◆ **REQUIRED WORK**
Leaving out the pictures, output the lines from the one that contains "What data populates" through the end of the material, exactly as they stand.

┄┄┄┄┄┄┄┄┄┄┄┄┄┄┄┄┄┄┄┄

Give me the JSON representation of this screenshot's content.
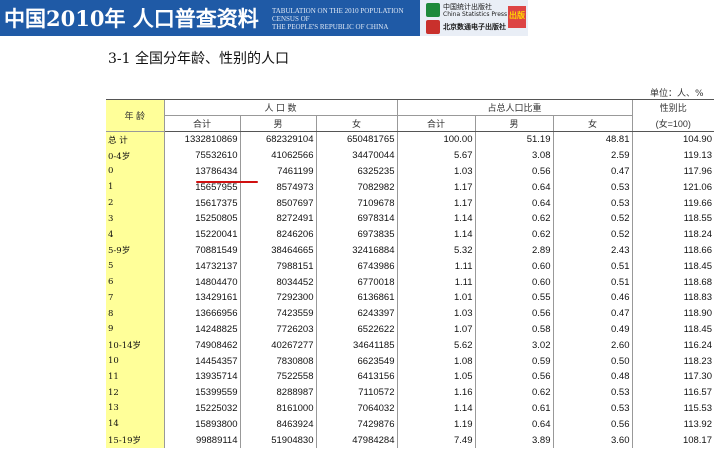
{
  "banner": {
    "title": "中国2010年  人口普查资料",
    "subtitle_line1": "TABULATION ON THE 2010 POPULATION CENSUS OF",
    "subtitle_line2": "THE PEOPLE'S REPUBLIC OF CHINA",
    "press_cn": "中国统计出版社",
    "press_en": "China Statistics Press",
    "publisher": "北京数通电子出版社",
    "badge": "出版"
  },
  "page_title": "3-1  全国分年龄、性别的人口",
  "unit": "单位：人、%",
  "headers": {
    "age": "年    龄",
    "population": "人    口    数",
    "share": "占总人口比重",
    "sex_ratio": "性别比",
    "total": "合计",
    "male": "男",
    "female": "女",
    "ratio_basis": "(女=100)"
  },
  "rows": [
    {
      "age": "总  计",
      "total": "1332810869",
      "male": "682329104",
      "female": "650481765",
      "p_total": "100.00",
      "p_male": "51.19",
      "p_female": "48.81",
      "ratio": "104.90"
    },
    {
      "age": "0-4岁",
      "total": "75532610",
      "male": "41062566",
      "female": "34470044",
      "p_total": "5.67",
      "p_male": "3.08",
      "p_female": "2.59",
      "ratio": "119.13"
    },
    {
      "age": "0",
      "total": "13786434",
      "male": "7461199",
      "female": "6325235",
      "p_total": "1.03",
      "p_male": "0.56",
      "p_female": "0.47",
      "ratio": "117.96"
    },
    {
      "age": "1",
      "total": "15657955",
      "male": "8574973",
      "female": "7082982",
      "p_total": "1.17",
      "p_male": "0.64",
      "p_female": "0.53",
      "ratio": "121.06"
    },
    {
      "age": "2",
      "total": "15617375",
      "male": "8507697",
      "female": "7109678",
      "p_total": "1.17",
      "p_male": "0.64",
      "p_female": "0.53",
      "ratio": "119.66"
    },
    {
      "age": "3",
      "total": "15250805",
      "male": "8272491",
      "female": "6978314",
      "p_total": "1.14",
      "p_male": "0.62",
      "p_female": "0.52",
      "ratio": "118.55"
    },
    {
      "age": "4",
      "total": "15220041",
      "male": "8246206",
      "female": "6973835",
      "p_total": "1.14",
      "p_male": "0.62",
      "p_female": "0.52",
      "ratio": "118.24"
    },
    {
      "age": "5-9岁",
      "total": "70881549",
      "male": "38464665",
      "female": "32416884",
      "p_total": "5.32",
      "p_male": "2.89",
      "p_female": "2.43",
      "ratio": "118.66"
    },
    {
      "age": "5",
      "total": "14732137",
      "male": "7988151",
      "female": "6743986",
      "p_total": "1.11",
      "p_male": "0.60",
      "p_female": "0.51",
      "ratio": "118.45"
    },
    {
      "age": "6",
      "total": "14804470",
      "male": "8034452",
      "female": "6770018",
      "p_total": "1.11",
      "p_male": "0.60",
      "p_female": "0.51",
      "ratio": "118.68"
    },
    {
      "age": "7",
      "total": "13429161",
      "male": "7292300",
      "female": "6136861",
      "p_total": "1.01",
      "p_male": "0.55",
      "p_female": "0.46",
      "ratio": "118.83"
    },
    {
      "age": "8",
      "total": "13666956",
      "male": "7423559",
      "female": "6243397",
      "p_total": "1.03",
      "p_male": "0.56",
      "p_female": "0.47",
      "ratio": "118.90"
    },
    {
      "age": "9",
      "total": "14248825",
      "male": "7726203",
      "female": "6522622",
      "p_total": "1.07",
      "p_male": "0.58",
      "p_female": "0.49",
      "ratio": "118.45"
    },
    {
      "age": "10-14岁",
      "total": "74908462",
      "male": "40267277",
      "female": "34641185",
      "p_total": "5.62",
      "p_male": "3.02",
      "p_female": "2.60",
      "ratio": "116.24"
    },
    {
      "age": "10",
      "total": "14454357",
      "male": "7830808",
      "female": "6623549",
      "p_total": "1.08",
      "p_male": "0.59",
      "p_female": "0.50",
      "ratio": "118.23"
    },
    {
      "age": "11",
      "total": "13935714",
      "male": "7522558",
      "female": "6413156",
      "p_total": "1.05",
      "p_male": "0.56",
      "p_female": "0.48",
      "ratio": "117.30"
    },
    {
      "age": "12",
      "total": "15399559",
      "male": "8288987",
      "female": "7110572",
      "p_total": "1.16",
      "p_male": "0.62",
      "p_female": "0.53",
      "ratio": "116.57"
    },
    {
      "age": "13",
      "total": "15225032",
      "male": "8161000",
      "female": "7064032",
      "p_total": "1.14",
      "p_male": "0.61",
      "p_female": "0.53",
      "ratio": "115.53"
    },
    {
      "age": "14",
      "total": "15893800",
      "male": "8463924",
      "female": "7429876",
      "p_total": "1.19",
      "p_male": "0.64",
      "p_female": "0.56",
      "ratio": "113.92"
    },
    {
      "age": "15-19岁",
      "total": "99889114",
      "male": "51904830",
      "female": "47984284",
      "p_total": "7.49",
      "p_male": "3.89",
      "p_female": "3.60",
      "ratio": "108.17"
    }
  ],
  "colors": {
    "banner": "#1f5aa6",
    "age_column": "#ffff99",
    "underline": "#d01010"
  }
}
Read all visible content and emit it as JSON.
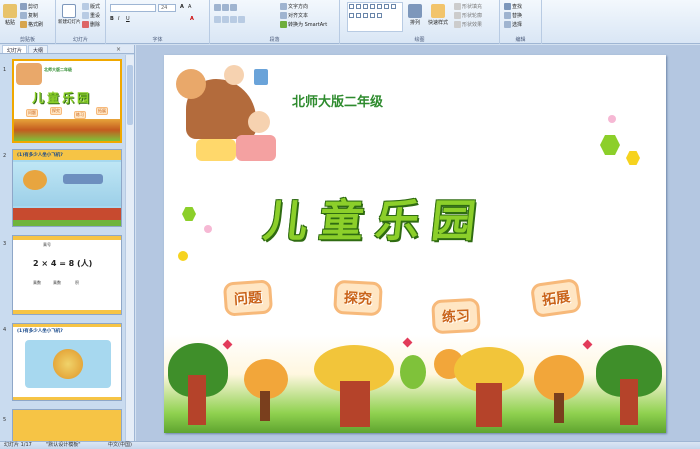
{
  "ribbon": {
    "groups": [
      {
        "label": "剪贴板",
        "buttons": [
          "粘贴",
          "剪切",
          "复制",
          "格式刷"
        ]
      },
      {
        "label": "幻灯片",
        "buttons": [
          "新建幻灯片",
          "版式",
          "重设",
          "删除"
        ]
      },
      {
        "label": "字体",
        "font_size": "24"
      },
      {
        "label": "段落",
        "buttons": [
          "文字方向",
          "对齐文本",
          "转换为 SmartArt"
        ]
      },
      {
        "label": "绘图",
        "buttons": [
          "排列",
          "快速样式",
          "形状填充",
          "形状轮廓",
          "形状效果"
        ]
      },
      {
        "label": "编辑",
        "buttons": [
          "查找",
          "替换",
          "选择"
        ]
      }
    ]
  },
  "pane": {
    "tabs": [
      "幻灯片",
      "大纲"
    ],
    "close": "×",
    "thumbnails": [
      {
        "num": "1",
        "title": "儿童乐园",
        "tags": [
          "问题",
          "探究",
          "练习",
          "拓展"
        ],
        "header": "北师大版二年级"
      },
      {
        "num": "2",
        "title": "(1)有多少人坐小飞机?"
      },
      {
        "num": "3",
        "lines": [
          "乘号",
          "2 × 4 = 8 (人)",
          "乘数",
          "乘数",
          "积"
        ]
      },
      {
        "num": "4",
        "title": "(1)有多少人坐小飞机?"
      },
      {
        "num": "5"
      }
    ]
  },
  "slide": {
    "subtitle": "北师大版二年级",
    "title": "儿童乐园",
    "tags": [
      "问题",
      "探究",
      "练习",
      "拓展"
    ]
  },
  "status": {
    "slide_info": "幻灯片 1/17",
    "theme": "\"默认设计模板\"",
    "language": "中文(中国)"
  },
  "colors": {
    "accent": "#8ccf2a",
    "title_outline": "#2f6b12",
    "tag_bg": "#ffe6c4",
    "tag_border": "#f7b97a",
    "selection": "#f0a800"
  }
}
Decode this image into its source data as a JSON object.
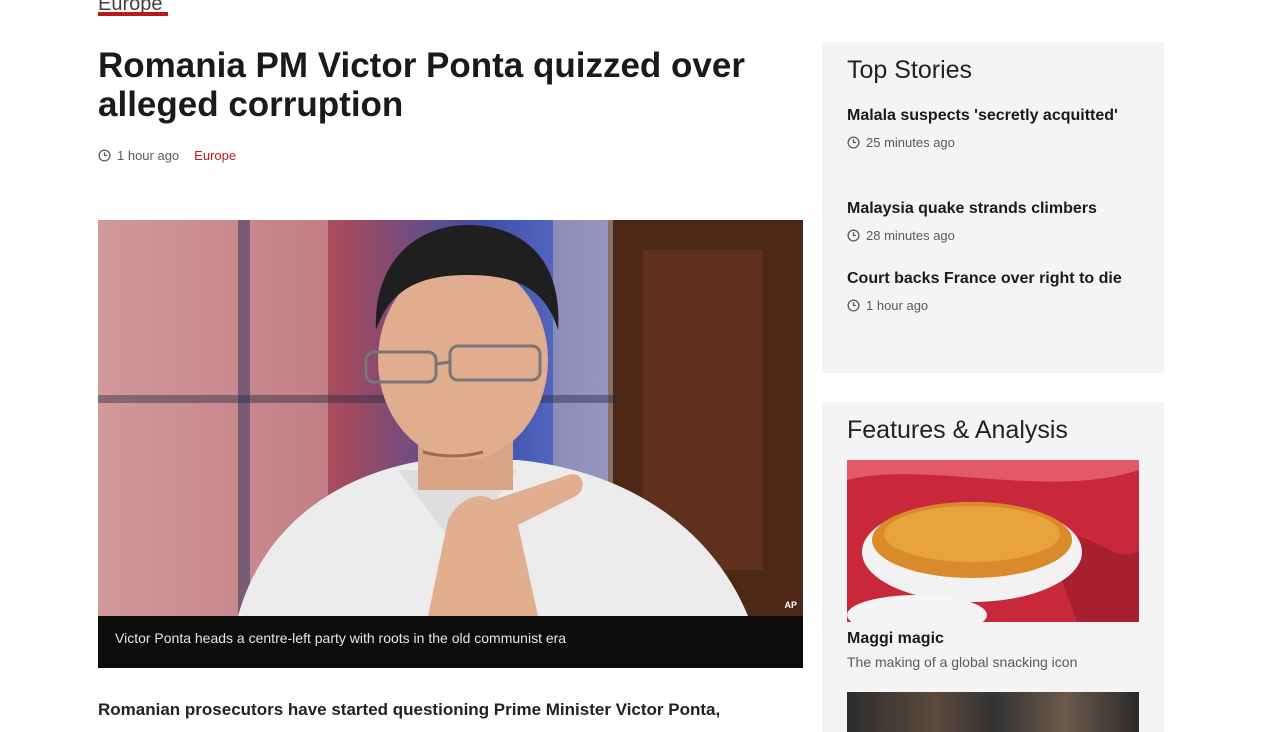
{
  "section": {
    "label": "Europe"
  },
  "article": {
    "headline": "Romania PM Victor Ponta quizzed over alleged corruption",
    "time": "1 hour ago",
    "section_link": "Europe",
    "image": {
      "caption": "Victor Ponta heads a centre-left party with roots in the old communist era",
      "credit": "AP"
    },
    "first_line": "Romanian prosecutors have started questioning Prime Minister Victor Ponta,"
  },
  "top_stories": {
    "heading": "Top Stories",
    "items": [
      {
        "title": "Malala suspects 'secretly acquitted'",
        "time": "25 minutes ago"
      },
      {
        "title": "Malaysia quake strands climbers",
        "time": "28 minutes ago"
      },
      {
        "title": "Court backs France over right to die",
        "time": "1 hour ago"
      }
    ]
  },
  "features": {
    "heading": "Features & Analysis",
    "items": [
      {
        "title": "Maggi magic",
        "summary": "The making of a global snacking icon"
      }
    ]
  },
  "colors": {
    "accent": "#bb1919",
    "panel_bg": "#f4f4f4",
    "caption_bg": "#0c0c0c"
  },
  "icons": {
    "time": "clock-icon"
  }
}
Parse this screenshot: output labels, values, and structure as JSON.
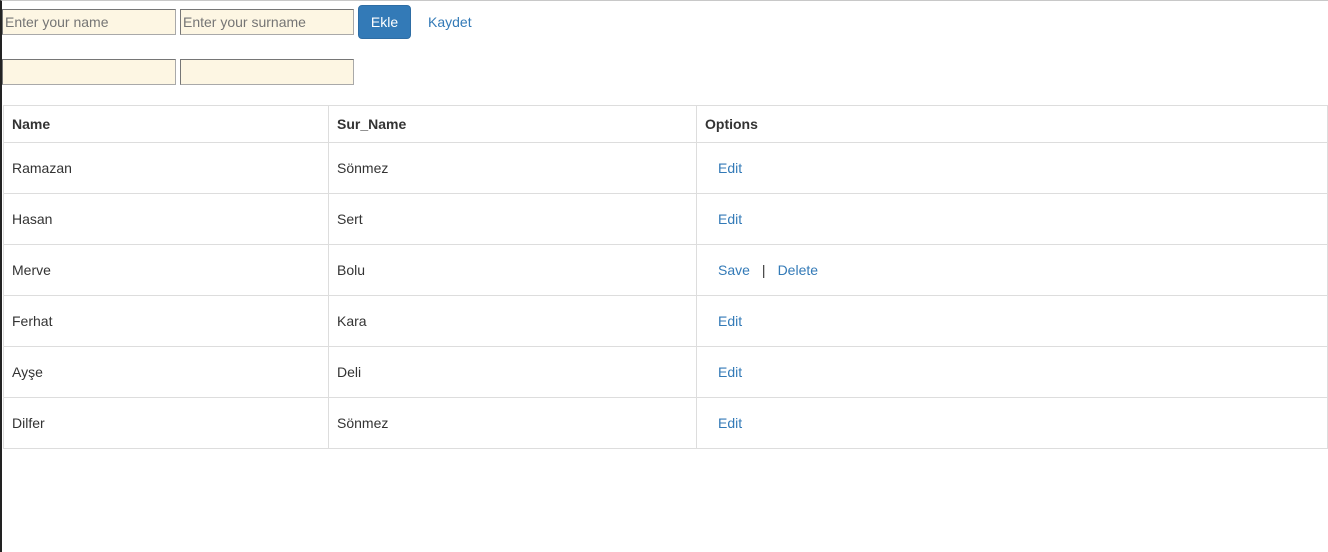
{
  "form": {
    "name_placeholder": "Enter your name",
    "surname_placeholder": "Enter your surname",
    "add_button_label": "Ekle",
    "save_link_label": "Kaydet",
    "edit_name_value": "",
    "edit_surname_value": ""
  },
  "table": {
    "headers": [
      "Name",
      "Sur_Name",
      "Options"
    ],
    "rows": [
      {
        "name": "Ramazan",
        "surname": "Sönmez",
        "mode": "view",
        "edit_label": "Edit"
      },
      {
        "name": "Hasan",
        "surname": "Sert",
        "mode": "view",
        "edit_label": "Edit"
      },
      {
        "name": "Merve",
        "surname": "Bolu",
        "mode": "edit",
        "save_label": "Save",
        "separator": "|",
        "delete_label": "Delete"
      },
      {
        "name": "Ferhat",
        "surname": "Kara",
        "mode": "view",
        "edit_label": "Edit"
      },
      {
        "name": "Ayşe",
        "surname": "Deli",
        "mode": "view",
        "edit_label": "Edit"
      },
      {
        "name": "Dilfer",
        "surname": "Sönmez",
        "mode": "view",
        "edit_label": "Edit"
      }
    ]
  },
  "colors": {
    "primary": "#337ab7",
    "input_background": "#fdf6e3",
    "table_border": "#dddddd"
  }
}
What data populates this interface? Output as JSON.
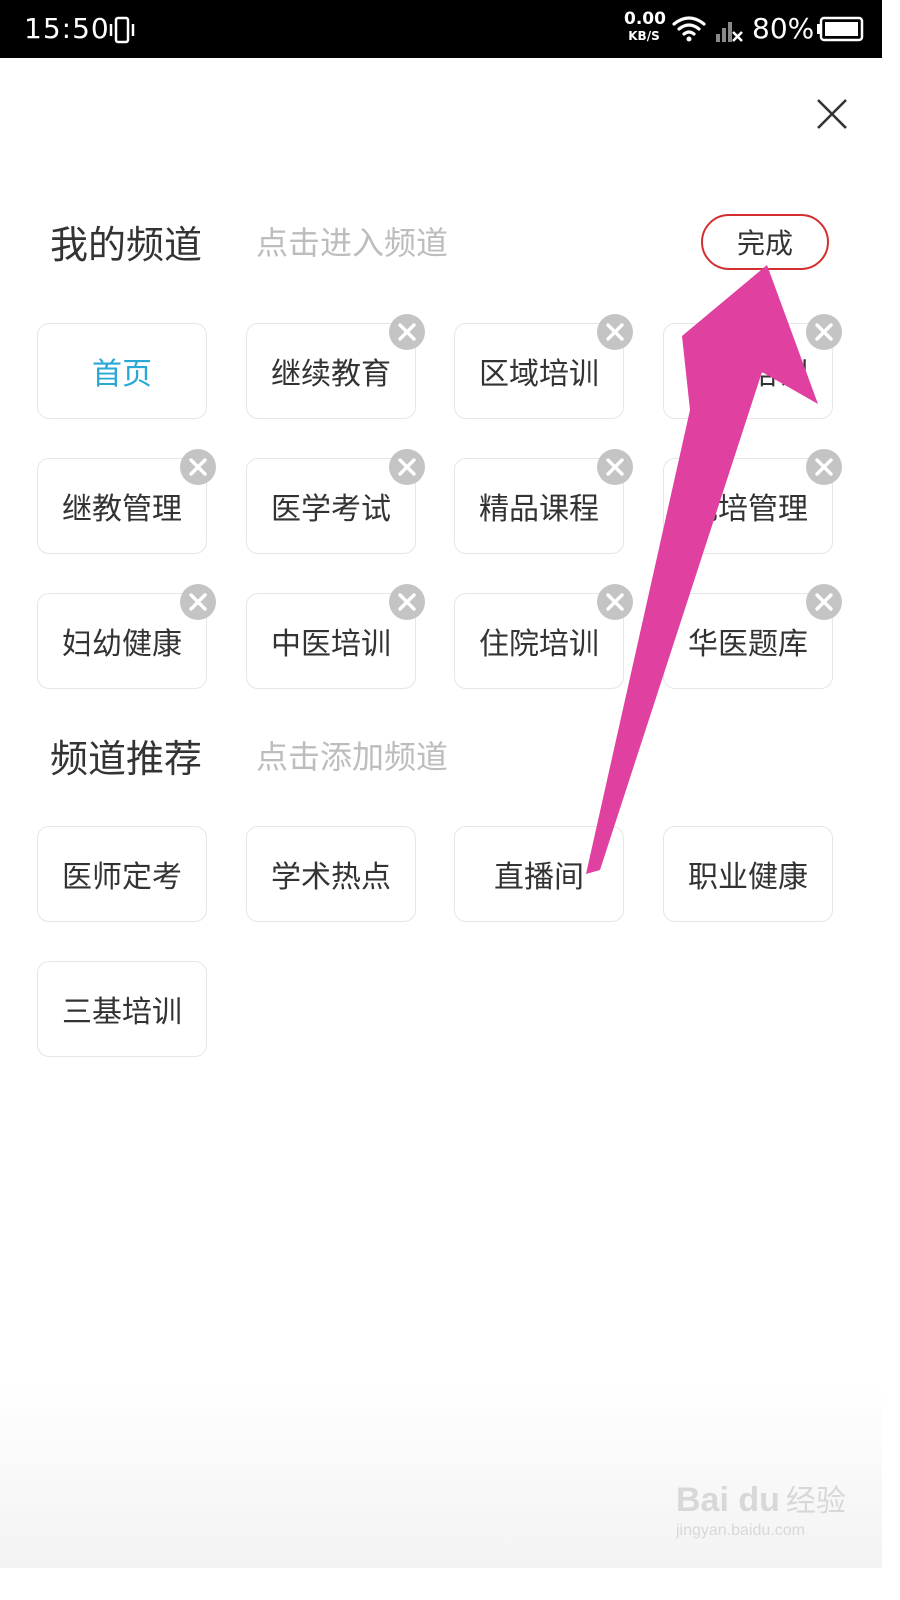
{
  "status_bar": {
    "time": "15:50",
    "net_speed_value": "0.00",
    "net_speed_unit": "KB/S",
    "battery_percent": "80%"
  },
  "my_channels": {
    "title": "我的频道",
    "hint": "点击进入频道",
    "done_label": "完成",
    "items": [
      {
        "label": "首页",
        "active": true,
        "removable": false
      },
      {
        "label": "继续教育",
        "active": false,
        "removable": true
      },
      {
        "label": "区域培训",
        "active": false,
        "removable": true
      },
      {
        "label": "基层培训",
        "active": false,
        "removable": true
      },
      {
        "label": "继教管理",
        "active": false,
        "removable": true
      },
      {
        "label": "医学考试",
        "active": false,
        "removable": true
      },
      {
        "label": "精品课程",
        "active": false,
        "removable": true
      },
      {
        "label": "规培管理",
        "active": false,
        "removable": true
      },
      {
        "label": "妇幼健康",
        "active": false,
        "removable": true
      },
      {
        "label": "中医培训",
        "active": false,
        "removable": true
      },
      {
        "label": "住院培训",
        "active": false,
        "removable": true
      },
      {
        "label": "华医题库",
        "active": false,
        "removable": true
      }
    ]
  },
  "recommended_channels": {
    "title": "频道推荐",
    "hint": "点击添加频道",
    "items": [
      {
        "label": "医师定考"
      },
      {
        "label": "学术热点"
      },
      {
        "label": "直播间"
      },
      {
        "label": "职业健康"
      },
      {
        "label": "三基培训"
      }
    ]
  },
  "watermark": {
    "logo": "Bai du",
    "brand": "经验",
    "url": "jingyan.baidu.com"
  },
  "colors": {
    "active_channel": "#29a8d6",
    "done_border": "#d32f2f",
    "annotation_arrow": "#e040a0"
  }
}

┄┄┄┄┄┄┄┄┄┄┄┄┄┄┄┄┄┄┄┄

◆ **FINAL RESULT**
What data populates this interface? Output as JSON.
{
  "status_bar": {
    "time": "15:50",
    "net_speed_value": "0.00",
    "net_speed_unit": "KB/S",
    "battery_percent": "80%"
  },
  "my_channels": {
    "title": "我的频道",
    "hint": "点击进入频道",
    "done_label": "完成",
    "items": [
      {
        "label": "首页",
        "active": true,
        "removable": false
      },
      {
        "label": "继续教育",
        "active": false,
        "removable": true
      },
      {
        "label": "区域培训",
        "active": false,
        "removable": true
      },
      {
        "label": "基层培训",
        "active": false,
        "removable": true
      },
      {
        "label": "继教管理",
        "active": false,
        "removable": true
      },
      {
        "label": "医学考试",
        "active": false,
        "removable": true
      },
      {
        "label": "精品课程",
        "active": false,
        "removable": true
      },
      {
        "label": "规培管理",
        "active": false,
        "removable": true
      },
      {
        "label": "妇幼健康",
        "active": false,
        "removable": true
      },
      {
        "label": "中医培训",
        "active": false,
        "removable": true
      },
      {
        "label": "住院培训",
        "active": false,
        "removable": true
      },
      {
        "label": "华医题库",
        "active": false,
        "removable": true
      }
    ]
  },
  "recommended_channels": {
    "title": "频道推荐",
    "hint": "点击添加频道",
    "items": [
      {
        "label": "医师定考"
      },
      {
        "label": "学术热点"
      },
      {
        "label": "直播间"
      },
      {
        "label": "职业健康"
      },
      {
        "label": "三基培训"
      }
    ]
  },
  "watermark": {
    "logo": "Bai du",
    "brand": "经验",
    "url": "jingyan.baidu.com"
  },
  "colors": {
    "active_channel": "#29a8d6",
    "done_border": "#d32f2f",
    "annotation_arrow": "#e040a0"
  }
}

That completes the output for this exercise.